WHAT YOU HAVE TO DO:
Filter the entries for the word "Molecular". Copy each line that has it.

BEGIN MATERIAL FOR THIS EXERCISE

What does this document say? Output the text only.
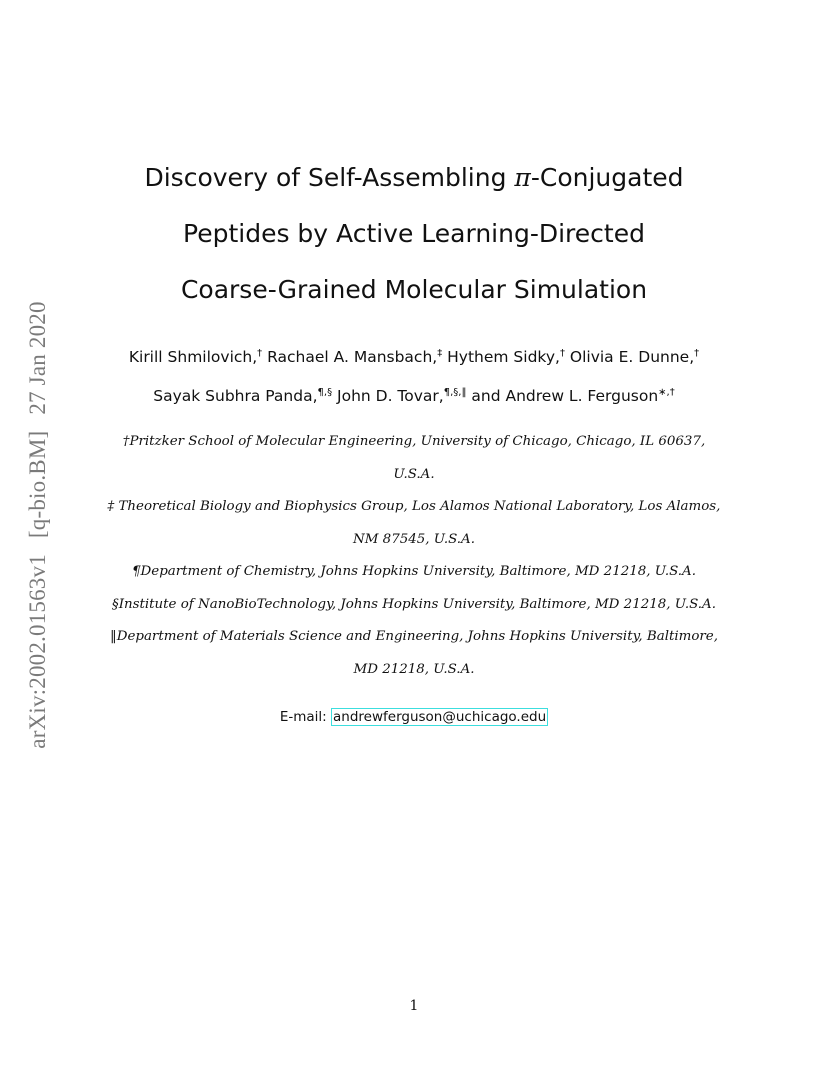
arXiv:2002.01563v1[q-bio.BM]27 Jan 2020
Discovery of Self-Assembling π-Conjugated
Peptides by Active Learning-Directed
Coarse-Grained Molecular Simulation
Kirill Shmilovich,† Rachael A. Mansbach,‡ Hythem Sidky,† Olivia E. Dunne,†
Sayak Subhra Panda,¶,§ John D. Tovar,¶,§,‖ and Andrew L. Ferguson∗,†
†Pritzker School of Molecular Engineering, University of Chicago, Chicago, IL 60637,
U.S.A.
‡ Theoretical Biology and Biophysics Group, Los Alamos National Laboratory, Los Alamos,
NM 87545, U.S.A.
¶Department of Chemistry, Johns Hopkins University, Baltimore, MD 21218, U.S.A.
§Institute of NanoBioTechnology, Johns Hopkins University, Baltimore, MD 21218, U.S.A.
‖Department of Materials Science and Engineering, Johns Hopkins University, Baltimore,
MD 21218, U.S.A.
E-mail: andrewferguson@uchicago.edu
1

END MATERIAL FOR THIS EXERCISE

SOLUTION FOR THIS PROBLEM:
Coarse-Grained Molecular Simulation
†Pritzker School of Molecular Engineering, University of Chicago, Chicago, IL 60637,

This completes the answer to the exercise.